> Fragmento del documento:

Ecos palaciegos (y IV): La caída de la casa Pizarro

Nos quedan esos pasos perdidos que se pierden entre los muros desvencijados de las antiguas moradas de grandes señores

Palacio de los Marqueses de la Conquista. Trujillo

La nueva Sra. de Winter soñaba que volvía a Manderley. La nueva Sra. de Winter no se llama Rebeca, pese a lo que mucha gente piensa. La nueva Sra. de Winter no tiene nombre y ése es sólo uno de los mil detalles absolutamente geniales que hacen de Rebeca una de las mejores películas de la historia del cine. Además de que se trata de un filme de Hitchcock, de una novela de Daphne du Maurier y de que cuenta con un reparto estelar, con Laurence Olivier, Joan Fontaine y Judith Anderson en los papeles principales.

Todo eso y, claro, el hecho de que, a pesar de un sinnúmero de contrariedades, el Sr. de Winter es un aristócrata digno de su nombre que se esfuerza por mantener viva la ilusión del Antiguo Régimen en su fastuosa morada. Quizá mantener en su puesto de ama de llaves a la inquietante Sra. Danvers forme parte del precio a pagar por ser noble. Porque una casa señorial grande y compleja, necesita un ama de llaves competente, aunque sea siniestra. Ya lo explica, con salero y con muchísima más penetración y finura de la que parece, la seráfica Doctora en el Libro de su vida, cuando es invitada a las regias estancias de doña Luisa de la Cerda en Toledo: las mil obligaciones protocolarias de los grandes, hacen de su vida una servidumbre que provoca escalofríos a la recia carmelita.

> Información proporcionada:

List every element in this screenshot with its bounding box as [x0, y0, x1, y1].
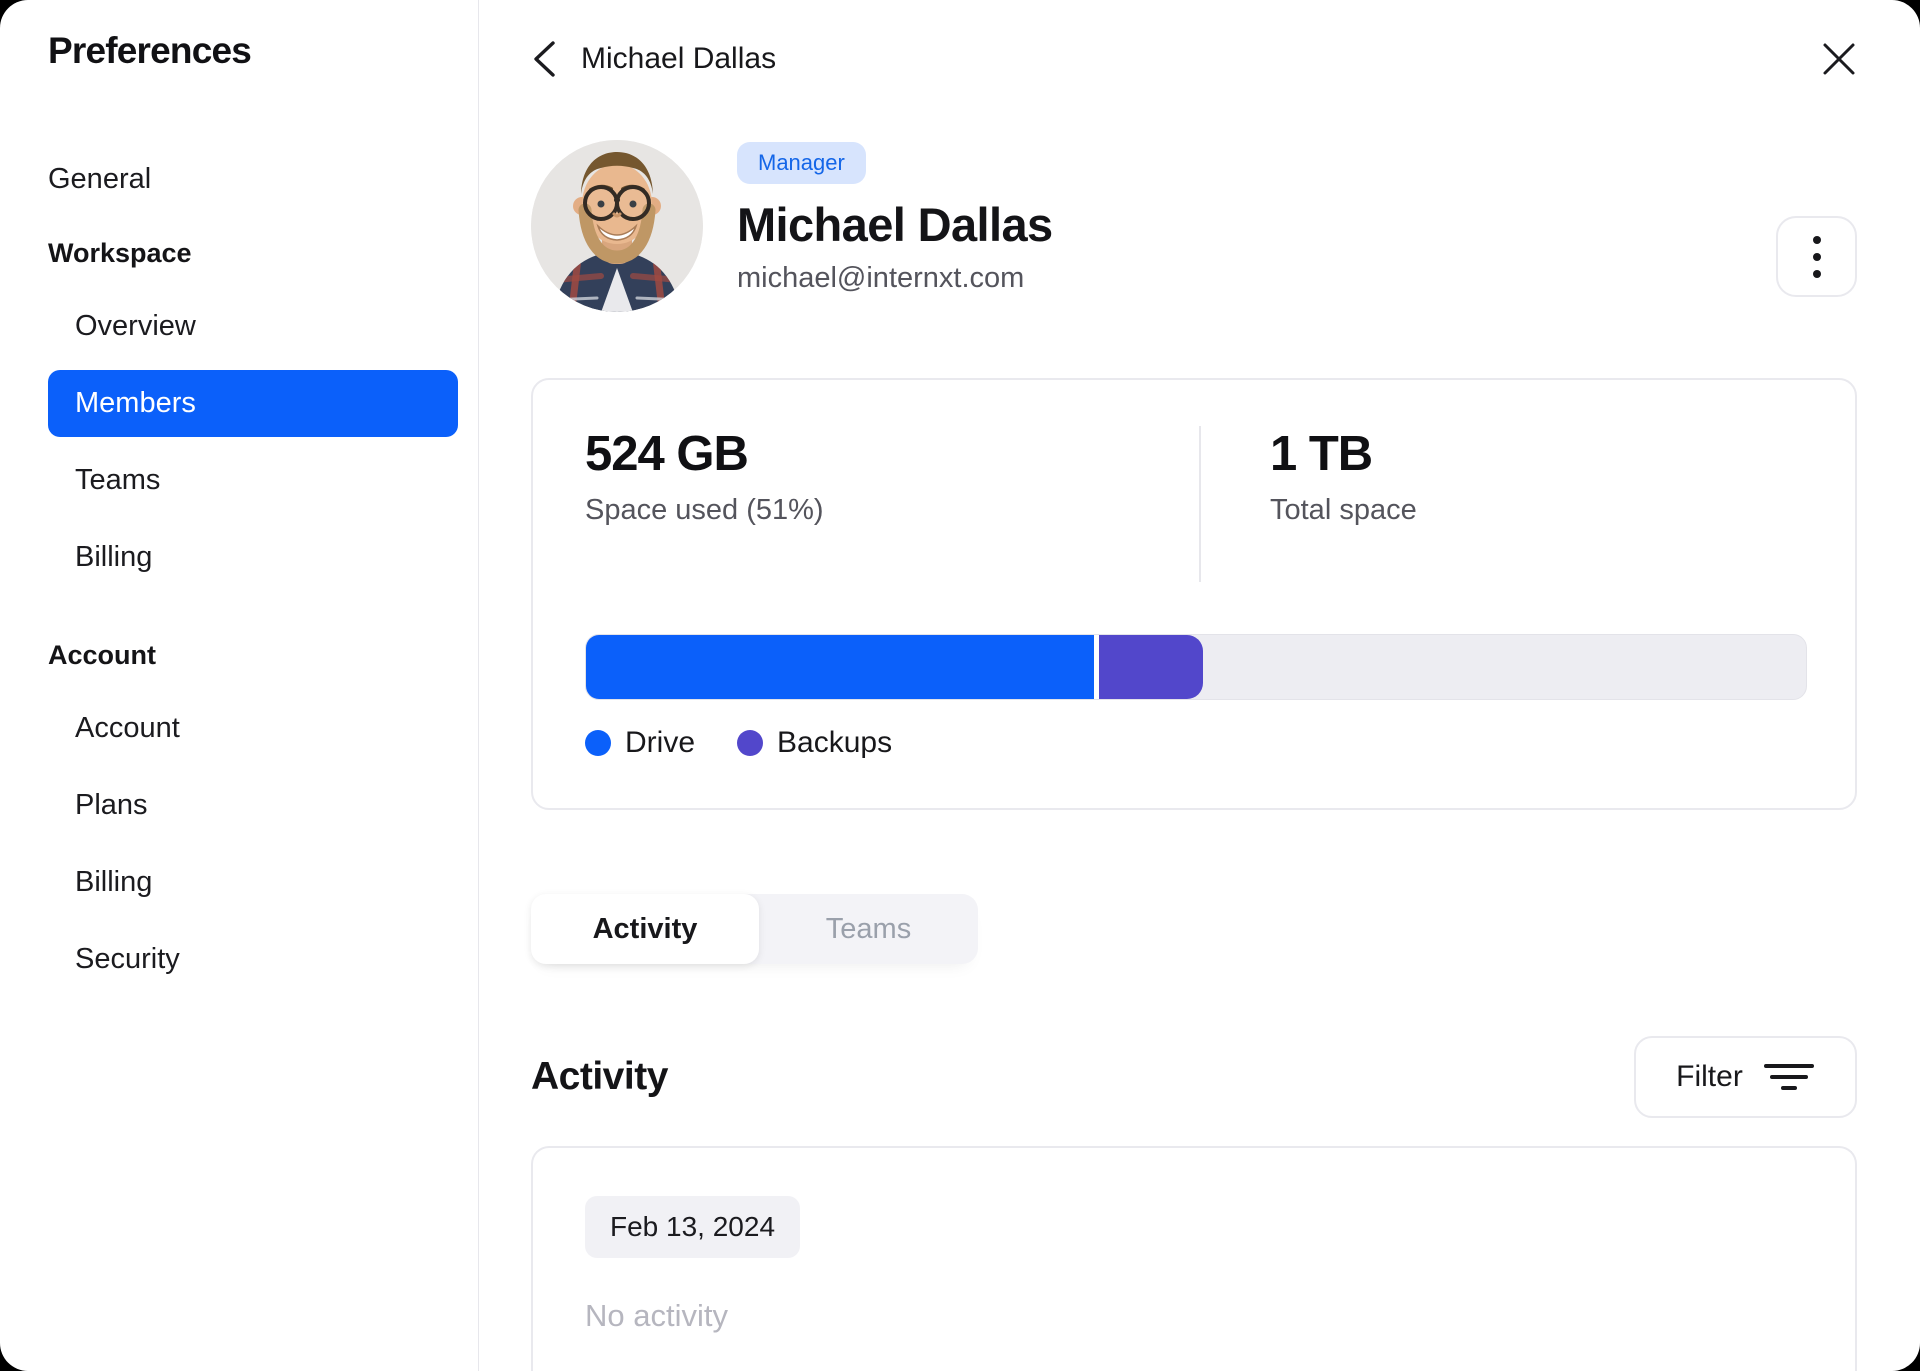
detail-tabs: Activity Teams [531, 894, 978, 964]
drive-legend-label: Drive [625, 726, 696, 759]
storage-usage-card: 524 GB Space used (51%) 1 TB Total space… [531, 378, 1857, 810]
storage-progress-bar [585, 634, 1807, 700]
sidebar-nav: General Workspace Overview Members Teams… [48, 146, 458, 993]
activity-heading: Activity [531, 1055, 668, 1098]
drive-usage-segment [586, 635, 1094, 699]
chevron-left-icon [534, 41, 555, 77]
filter-icon [1763, 1064, 1814, 1090]
space-used-value: 524 GB [585, 427, 749, 481]
activity-list-card: Feb 13, 2024 No activity [531, 1146, 1857, 1371]
sidebar-item-account[interactable]: Account [48, 695, 458, 762]
backups-usage-segment [1098, 635, 1204, 699]
more-options-button[interactable] [1776, 216, 1857, 297]
sidebar-section-account: Account [48, 639, 156, 670]
total-space-stat: 1 TB Total space [1201, 426, 1417, 527]
activity-empty-text: No activity [585, 1298, 728, 1333]
sidebar-item-general[interactable]: General [48, 146, 458, 213]
back-button[interactable] [531, 39, 557, 79]
page-title: Michael Dallas [581, 42, 777, 75]
activity-date-badge: Feb 13, 2024 [585, 1196, 801, 1258]
close-button[interactable] [1821, 41, 1857, 77]
drive-legend-dot [585, 730, 611, 756]
sidebar-item-security[interactable]: Security [48, 926, 458, 993]
member-detail-panel: Michael Dallas Manager Michael Dallas mi… [479, 0, 1920, 1371]
space-used-stat: 524 GB Space used (51%) [585, 426, 1199, 527]
preferences-window: Preferences General Workspace Overview M… [0, 0, 1920, 1371]
sidebar: Preferences General Workspace Overview M… [0, 0, 479, 1371]
sidebar-item-teams[interactable]: Teams [48, 447, 458, 514]
activity-header-row: Activity Filter [531, 1036, 1857, 1118]
total-space-value: 1 TB [1270, 427, 1373, 481]
usage-legend: Drive Backups [585, 726, 1807, 760]
sidebar-item-billing-workspace[interactable]: Billing [48, 524, 458, 591]
legend-item-drive: Drive [585, 726, 695, 760]
segment-gap [1093, 635, 1099, 699]
total-space-label: Total space [1270, 494, 1417, 526]
sidebar-item-members[interactable]: Members [48, 370, 458, 437]
sidebar-item-billing-account[interactable]: Billing [48, 849, 458, 916]
close-icon [1823, 43, 1855, 75]
usage-stats-row: 524 GB Space used (51%) 1 TB Total space [585, 426, 1807, 582]
sidebar-section-workspace: Workspace [48, 237, 192, 268]
space-used-label: Space used (51%) [585, 494, 824, 526]
filter-button[interactable]: Filter [1634, 1036, 1857, 1118]
member-name: Michael Dallas [737, 198, 1053, 251]
backups-legend-dot [737, 730, 764, 756]
member-identity: Manager Michael Dallas michael@internxt.… [737, 140, 1053, 295]
member-email: michael@internxt.com [737, 262, 1025, 294]
role-badge: Manager [737, 142, 866, 184]
tab-teams[interactable]: Teams [759, 894, 978, 964]
member-avatar-photo [531, 140, 703, 312]
backups-legend-label: Backups [777, 726, 893, 759]
legend-item-backups: Backups [737, 726, 892, 760]
sidebar-title: Preferences [48, 30, 252, 71]
tab-activity[interactable]: Activity [531, 894, 759, 964]
sidebar-item-overview[interactable]: Overview [48, 293, 458, 360]
member-profile: Manager Michael Dallas michael@internxt.… [531, 140, 1857, 312]
sidebar-item-plans[interactable]: Plans [48, 772, 458, 839]
avatar-illustration [531, 140, 703, 312]
filter-button-label: Filter [1676, 1060, 1743, 1093]
detail-topbar: Michael Dallas [531, 32, 1857, 86]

> Instrucciones de la tarea:
Prolonga el texto sobre la caída de la casa Pizarro a partir de su última frase.

> Respuesta al ejercicio:
Pero, en fin, Manderley no deja de ser una ficción y, hoy en día, los modernos aristócratas distan mucho de sus ilustres antepasados. El rey Théoden de Rohan podía lamentarse, justamente, de ser «un hijo menor de grandes señores de antaño» pero, al menos, tras un reinado más o menos poco lucido, podía sacar fuerzas de flaqueza y poner término a sus años y a su gobierno con un último y glorioso fogonazo de coraje, valentía y majestad. Podríamos poner las mismas palabras en los labios de los actuales titulares de ilustres casas como la de Alba, Medinaceli, Feria, Medina Sidonia, Infantado y un largo etcétera. Mas no parece que ninguno de ellos esté en la disposición de ánimo necesaria para dirigir una gloriosa carga de caballería[1] contra los enemigos del Trono y del Altar. Pero es que tampoco parece que ninguno de ellos esté dispuesto a asumir los sacrificios, económicos y sociales, que supone vivir palaciegamente en sus palacios. O, dicho en otras palabras, no parece que ninguno de ellos posea ya el temple moral necesario para ser los titulares de sus casas.

El moderno aristócrata puede haber perdido el uso y hasta la propiedad de su casa solariega por una infinidad de motivos. No se trata aquí, precisamente, de examinar por qué el fabuloso palacio que D. Álvaro de Luna mandó construir en su solar de Cadalso de los Vidrios se pudre ante la indiferencia culpable de sus propietarios; resulta bastante natural que una veintena de hijos menores de ilustres padres no se pongan de acuerdo para gestionar un palacio. Además, como es bien sabido, D. Álvaro apenas sí usó su palacio: supersticioso como era, no quiso dar a la Fortuna la ocasión de dar cumplimiento a la ominosa profecía que le hiciera en su juventud una pitonisa gitana: «Morirás en Cadalso». Claro que, las pitonisas gitanas no atienden a sutilezas como el uso de mayúsculas en sus predicciones y la Fortuna supo arreglárselas muy bien para privar al privado de su palacio y de su cabeza: su cadalso no estaba en Cadalso.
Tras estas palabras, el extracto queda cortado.